• Items:
· · · ·
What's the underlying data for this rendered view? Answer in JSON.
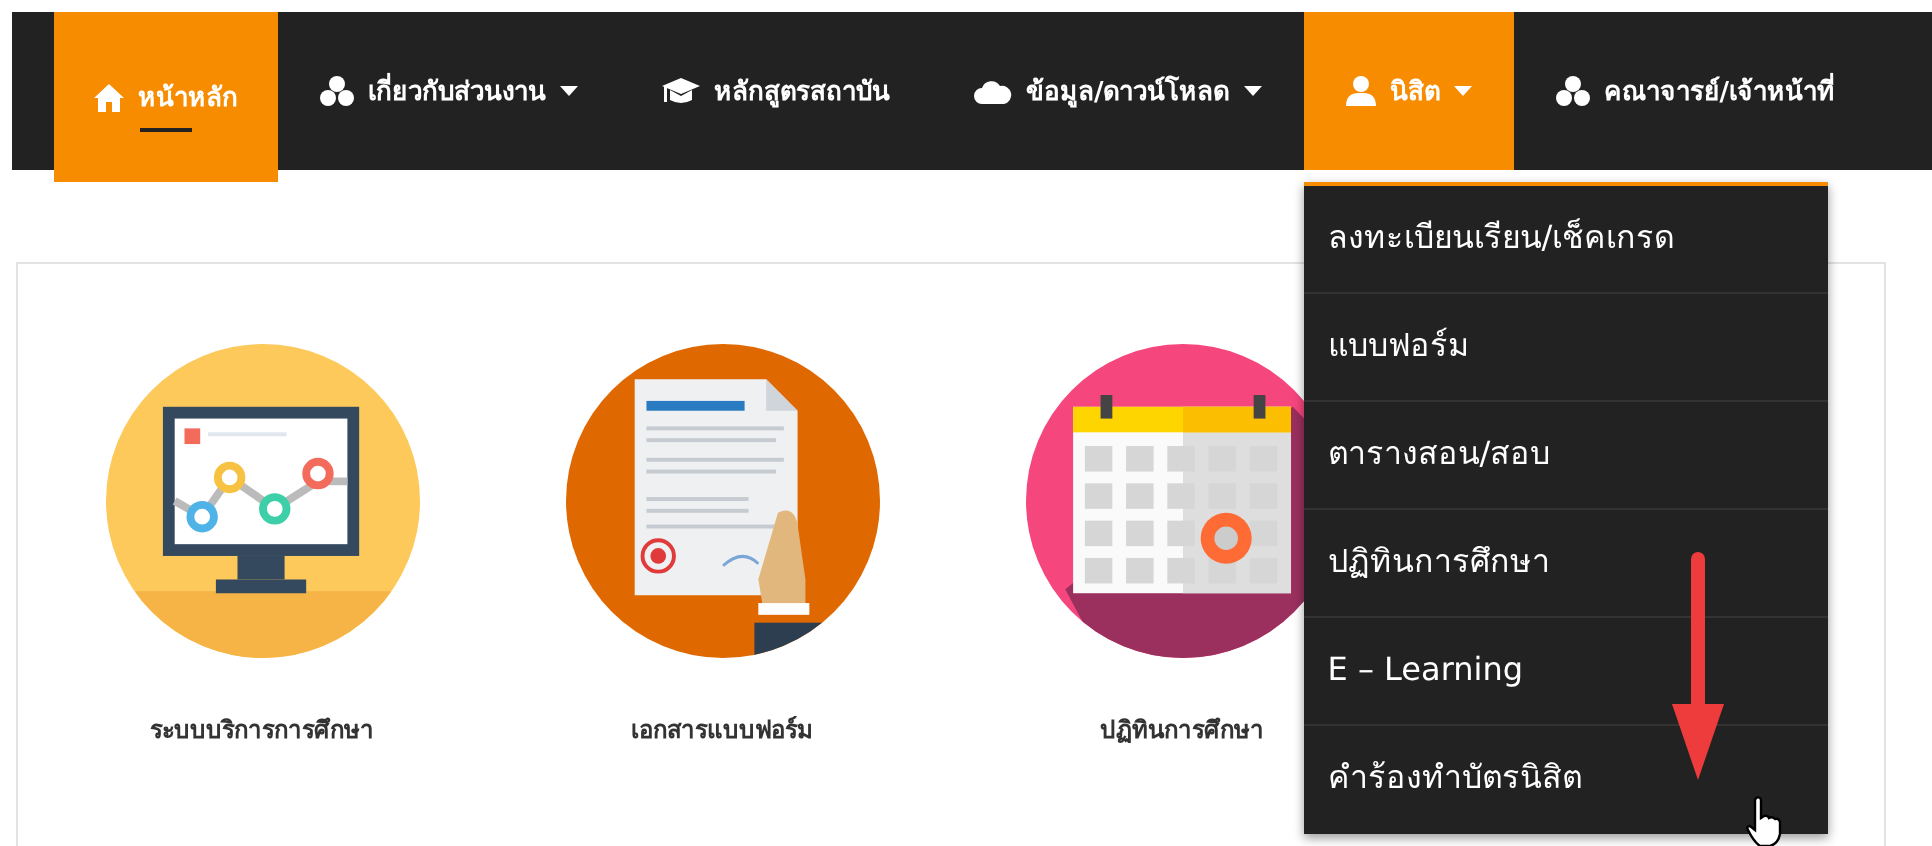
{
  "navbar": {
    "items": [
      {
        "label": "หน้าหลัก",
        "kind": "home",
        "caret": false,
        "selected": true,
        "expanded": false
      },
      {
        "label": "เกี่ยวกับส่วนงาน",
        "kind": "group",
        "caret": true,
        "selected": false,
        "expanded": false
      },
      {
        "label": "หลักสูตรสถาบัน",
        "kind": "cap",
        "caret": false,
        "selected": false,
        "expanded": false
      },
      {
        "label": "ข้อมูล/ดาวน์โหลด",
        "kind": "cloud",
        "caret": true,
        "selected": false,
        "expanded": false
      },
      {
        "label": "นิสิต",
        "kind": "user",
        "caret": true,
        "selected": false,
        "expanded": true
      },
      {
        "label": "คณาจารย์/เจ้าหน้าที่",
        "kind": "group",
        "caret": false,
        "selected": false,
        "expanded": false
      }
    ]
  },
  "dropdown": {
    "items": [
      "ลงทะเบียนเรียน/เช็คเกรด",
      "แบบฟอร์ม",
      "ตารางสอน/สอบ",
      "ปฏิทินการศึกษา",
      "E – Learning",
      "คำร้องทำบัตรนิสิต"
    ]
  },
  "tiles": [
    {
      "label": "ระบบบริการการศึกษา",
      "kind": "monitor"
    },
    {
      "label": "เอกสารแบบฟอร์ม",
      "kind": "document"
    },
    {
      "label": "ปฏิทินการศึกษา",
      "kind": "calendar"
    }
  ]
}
· · · ·
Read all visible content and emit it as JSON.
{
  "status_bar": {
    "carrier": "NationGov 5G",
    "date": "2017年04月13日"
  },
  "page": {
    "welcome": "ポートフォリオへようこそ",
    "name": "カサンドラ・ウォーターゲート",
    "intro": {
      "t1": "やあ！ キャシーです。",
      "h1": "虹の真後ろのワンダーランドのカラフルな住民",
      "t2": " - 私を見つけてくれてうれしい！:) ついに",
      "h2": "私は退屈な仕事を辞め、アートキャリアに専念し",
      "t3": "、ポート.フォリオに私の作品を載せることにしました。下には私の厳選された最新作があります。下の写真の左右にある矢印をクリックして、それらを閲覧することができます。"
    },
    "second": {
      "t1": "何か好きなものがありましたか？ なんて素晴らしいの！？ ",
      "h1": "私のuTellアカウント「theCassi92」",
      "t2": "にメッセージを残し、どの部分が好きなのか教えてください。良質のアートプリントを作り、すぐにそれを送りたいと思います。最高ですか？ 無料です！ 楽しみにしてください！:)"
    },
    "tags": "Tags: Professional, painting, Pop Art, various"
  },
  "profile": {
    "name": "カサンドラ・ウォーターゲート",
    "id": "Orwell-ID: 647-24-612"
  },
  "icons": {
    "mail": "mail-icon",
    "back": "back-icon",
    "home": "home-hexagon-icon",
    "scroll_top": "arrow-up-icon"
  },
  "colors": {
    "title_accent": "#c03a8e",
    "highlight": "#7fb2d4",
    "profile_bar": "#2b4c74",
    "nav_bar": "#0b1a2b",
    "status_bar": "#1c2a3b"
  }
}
· · · ·
• What to produce: Go through the material and copy out every line with "kind" in it.

• Exercise answer:
        "kind": "home",
        "kind": "group",
        "kind": "cap",
        "kind": "cloud",
        "kind": "user",
        "kind": "group",
      "kind": "monitor"
      "kind": "document"
      "kind": "calendar"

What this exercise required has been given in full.